(PROBLEM STATEMENT):
Copy the listing below line for line, keeping every character, number, and bracket unchanged.

-- -- --

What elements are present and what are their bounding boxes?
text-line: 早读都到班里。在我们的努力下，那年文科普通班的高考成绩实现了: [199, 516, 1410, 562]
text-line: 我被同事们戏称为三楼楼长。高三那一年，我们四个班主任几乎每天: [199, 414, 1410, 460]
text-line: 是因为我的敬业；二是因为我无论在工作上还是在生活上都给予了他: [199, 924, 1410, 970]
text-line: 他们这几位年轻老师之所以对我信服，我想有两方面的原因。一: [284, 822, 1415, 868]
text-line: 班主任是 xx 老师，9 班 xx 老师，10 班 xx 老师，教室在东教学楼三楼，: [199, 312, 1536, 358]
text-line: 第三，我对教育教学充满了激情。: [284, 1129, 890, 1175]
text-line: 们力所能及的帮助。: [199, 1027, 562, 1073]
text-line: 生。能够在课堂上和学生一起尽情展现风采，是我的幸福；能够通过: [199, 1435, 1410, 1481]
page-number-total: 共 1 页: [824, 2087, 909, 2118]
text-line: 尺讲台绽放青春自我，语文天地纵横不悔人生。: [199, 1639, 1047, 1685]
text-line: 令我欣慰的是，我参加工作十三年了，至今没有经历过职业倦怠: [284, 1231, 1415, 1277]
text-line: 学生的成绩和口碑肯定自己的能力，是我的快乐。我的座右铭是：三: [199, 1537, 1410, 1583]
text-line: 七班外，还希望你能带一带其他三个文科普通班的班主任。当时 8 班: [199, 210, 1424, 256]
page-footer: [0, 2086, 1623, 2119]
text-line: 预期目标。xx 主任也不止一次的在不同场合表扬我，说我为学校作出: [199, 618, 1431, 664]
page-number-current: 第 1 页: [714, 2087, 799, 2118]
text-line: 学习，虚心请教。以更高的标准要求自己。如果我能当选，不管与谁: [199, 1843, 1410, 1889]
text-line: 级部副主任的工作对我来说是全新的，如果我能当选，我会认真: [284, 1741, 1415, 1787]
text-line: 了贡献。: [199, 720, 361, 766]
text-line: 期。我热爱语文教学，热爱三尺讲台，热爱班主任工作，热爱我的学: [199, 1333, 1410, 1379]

-- -- --

(RESULT OF THIS EXERCISE):
What elements are present and what are their bounding boxes?
text-line: 早读都到班里。在我们的努力下，那年文科普通班的高考成绩实现了: [199, 516, 1410, 562]
text-line: 我被同事们戏称为三楼楼长。高三那一年，我们四个班主任几乎每天: [199, 414, 1410, 460]
text-line: 是因为我的敬业；二是因为我无论在工作上还是在生活上都给予了他: [199, 924, 1410, 970]
text-line: 他们这几位年轻老师之所以对我信服，我想有两方面的原因。一: [284, 822, 1415, 868]
text-line: 班主任是 xx 老师，9 班 xx 老师，10 班 xx 老师，教室在东教学楼三楼，: [199, 312, 1536, 358]
text-line: 第三，我对教育教学充满了激情。: [284, 1129, 890, 1175]
text-line: 们力所能及的帮助。: [199, 1027, 562, 1073]
text-line: 生。能够在课堂上和学生一起尽情展现风采，是我的幸福；能够通过: [199, 1435, 1410, 1481]
page-number-total: 共 1 页: [824, 2087, 909, 2118]
text-line: 尺讲台绽放青春自我，语文天地纵横不悔人生。: [199, 1639, 1047, 1685]
text-line: 令我欣慰的是，我参加工作十三年了，至今没有经历过职业倦怠: [284, 1231, 1415, 1277]
text-line: 学生的成绩和口碑肯定自己的能力，是我的快乐。我的座右铭是：三: [199, 1537, 1410, 1583]
text-line: 七班外，还希望你能带一带其他三个文科普通班的班主任。当时 8 班: [199, 210, 1424, 256]
page-footer: [0, 2086, 1623, 2119]
text-line: 预期目标。xx 主任也不止一次的在不同场合表扬我，说我为学校作出: [199, 618, 1431, 664]
page-number-current: 第 1 页: [714, 2087, 799, 2118]
text-line: 学习，虚心请教。以更高的标准要求自己。如果我能当选，不管与谁: [199, 1843, 1410, 1889]
text-line: 级部副主任的工作对我来说是全新的，如果我能当选，我会认真: [284, 1741, 1415, 1787]
text-line: 了贡献。: [199, 720, 361, 766]
text-line: 期。我热爱语文教学，热爱三尺讲台，热爱班主任工作，热爱我的学: [199, 1333, 1410, 1379]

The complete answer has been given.